:: Exercise requirements ::
Scan the material for the word "files", and copy each line where it shows up.

:: Task data ::
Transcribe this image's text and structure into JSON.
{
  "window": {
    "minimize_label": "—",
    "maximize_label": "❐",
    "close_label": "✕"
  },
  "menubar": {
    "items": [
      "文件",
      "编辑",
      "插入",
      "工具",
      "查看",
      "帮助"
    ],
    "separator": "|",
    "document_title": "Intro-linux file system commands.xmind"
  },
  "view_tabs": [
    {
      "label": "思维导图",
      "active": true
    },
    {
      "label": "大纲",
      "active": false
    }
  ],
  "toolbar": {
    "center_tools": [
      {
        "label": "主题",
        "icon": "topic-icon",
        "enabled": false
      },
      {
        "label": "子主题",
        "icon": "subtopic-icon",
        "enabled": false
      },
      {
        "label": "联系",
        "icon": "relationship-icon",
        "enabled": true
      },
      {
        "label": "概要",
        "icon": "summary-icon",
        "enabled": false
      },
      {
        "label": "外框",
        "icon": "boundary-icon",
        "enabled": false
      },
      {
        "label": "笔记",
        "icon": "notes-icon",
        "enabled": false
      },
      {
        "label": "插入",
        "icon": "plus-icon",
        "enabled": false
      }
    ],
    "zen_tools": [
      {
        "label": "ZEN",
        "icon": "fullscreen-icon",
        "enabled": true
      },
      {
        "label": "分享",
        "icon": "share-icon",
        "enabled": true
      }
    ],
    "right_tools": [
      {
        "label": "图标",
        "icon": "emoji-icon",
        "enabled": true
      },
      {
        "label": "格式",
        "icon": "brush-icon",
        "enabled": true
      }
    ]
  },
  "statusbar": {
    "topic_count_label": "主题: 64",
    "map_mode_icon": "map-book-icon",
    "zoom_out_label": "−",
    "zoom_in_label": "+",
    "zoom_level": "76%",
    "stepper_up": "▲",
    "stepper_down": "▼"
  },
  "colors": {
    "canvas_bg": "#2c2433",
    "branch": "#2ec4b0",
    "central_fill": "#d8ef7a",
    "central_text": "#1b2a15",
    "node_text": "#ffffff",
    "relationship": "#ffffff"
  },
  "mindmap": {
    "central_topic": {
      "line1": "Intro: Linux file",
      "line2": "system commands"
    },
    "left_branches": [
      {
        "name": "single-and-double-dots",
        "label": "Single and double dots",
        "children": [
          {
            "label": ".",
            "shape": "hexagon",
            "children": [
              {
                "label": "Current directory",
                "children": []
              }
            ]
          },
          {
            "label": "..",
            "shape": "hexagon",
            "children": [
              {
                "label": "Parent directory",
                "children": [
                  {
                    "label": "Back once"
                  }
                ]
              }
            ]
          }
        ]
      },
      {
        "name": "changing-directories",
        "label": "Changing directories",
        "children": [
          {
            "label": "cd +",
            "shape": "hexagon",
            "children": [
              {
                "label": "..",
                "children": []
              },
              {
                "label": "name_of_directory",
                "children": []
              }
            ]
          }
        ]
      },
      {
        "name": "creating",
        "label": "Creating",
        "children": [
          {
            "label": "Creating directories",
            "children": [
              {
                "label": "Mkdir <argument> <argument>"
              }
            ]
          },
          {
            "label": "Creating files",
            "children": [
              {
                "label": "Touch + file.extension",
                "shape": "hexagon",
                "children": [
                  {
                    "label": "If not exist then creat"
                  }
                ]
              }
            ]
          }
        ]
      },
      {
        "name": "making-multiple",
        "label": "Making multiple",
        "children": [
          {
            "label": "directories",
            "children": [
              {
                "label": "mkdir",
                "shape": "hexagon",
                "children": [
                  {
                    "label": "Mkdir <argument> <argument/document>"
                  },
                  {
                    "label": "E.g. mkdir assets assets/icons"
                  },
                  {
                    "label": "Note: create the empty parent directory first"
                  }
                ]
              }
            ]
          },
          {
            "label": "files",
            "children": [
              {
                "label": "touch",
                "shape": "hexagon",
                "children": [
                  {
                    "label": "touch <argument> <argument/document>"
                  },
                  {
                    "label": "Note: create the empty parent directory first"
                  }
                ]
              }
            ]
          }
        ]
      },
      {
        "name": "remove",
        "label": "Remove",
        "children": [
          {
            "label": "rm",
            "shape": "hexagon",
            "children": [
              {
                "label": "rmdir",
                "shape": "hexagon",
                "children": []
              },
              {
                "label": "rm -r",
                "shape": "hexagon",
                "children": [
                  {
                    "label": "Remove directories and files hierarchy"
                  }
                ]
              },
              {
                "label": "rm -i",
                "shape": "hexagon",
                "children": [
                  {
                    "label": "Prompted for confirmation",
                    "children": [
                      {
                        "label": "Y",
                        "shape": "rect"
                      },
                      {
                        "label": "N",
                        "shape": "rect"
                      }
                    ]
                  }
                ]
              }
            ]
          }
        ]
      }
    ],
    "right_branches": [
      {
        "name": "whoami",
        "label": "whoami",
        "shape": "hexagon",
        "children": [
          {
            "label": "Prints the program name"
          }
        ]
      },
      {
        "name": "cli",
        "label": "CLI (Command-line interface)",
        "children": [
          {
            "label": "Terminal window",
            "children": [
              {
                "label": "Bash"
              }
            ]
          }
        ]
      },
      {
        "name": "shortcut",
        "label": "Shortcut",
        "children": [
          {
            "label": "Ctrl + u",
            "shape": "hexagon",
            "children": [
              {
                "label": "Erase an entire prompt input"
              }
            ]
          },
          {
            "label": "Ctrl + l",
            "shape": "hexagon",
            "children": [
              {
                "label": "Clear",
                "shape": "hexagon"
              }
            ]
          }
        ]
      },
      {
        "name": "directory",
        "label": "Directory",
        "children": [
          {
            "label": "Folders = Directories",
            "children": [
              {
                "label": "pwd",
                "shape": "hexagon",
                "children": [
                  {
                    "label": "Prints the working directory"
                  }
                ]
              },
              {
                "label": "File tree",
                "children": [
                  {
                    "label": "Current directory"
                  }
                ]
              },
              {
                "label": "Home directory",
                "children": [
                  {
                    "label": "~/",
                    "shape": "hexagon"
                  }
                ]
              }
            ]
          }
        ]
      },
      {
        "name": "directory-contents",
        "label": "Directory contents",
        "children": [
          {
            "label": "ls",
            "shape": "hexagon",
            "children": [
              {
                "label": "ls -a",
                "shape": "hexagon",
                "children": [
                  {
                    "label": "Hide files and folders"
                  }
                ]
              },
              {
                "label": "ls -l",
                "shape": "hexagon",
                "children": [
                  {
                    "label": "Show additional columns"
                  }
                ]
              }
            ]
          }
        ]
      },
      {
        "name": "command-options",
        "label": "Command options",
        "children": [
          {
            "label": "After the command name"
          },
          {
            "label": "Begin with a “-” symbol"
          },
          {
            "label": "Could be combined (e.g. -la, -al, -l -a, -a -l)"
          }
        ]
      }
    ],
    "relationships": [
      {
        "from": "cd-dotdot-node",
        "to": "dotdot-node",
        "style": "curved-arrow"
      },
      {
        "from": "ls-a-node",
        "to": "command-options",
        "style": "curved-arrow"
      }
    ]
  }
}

:: Exercise response ::
            "label": "Creating files",
            "label": "files",
                    "label": "Remove directories and files hierarchy"
                    "label": "Hide files and folders"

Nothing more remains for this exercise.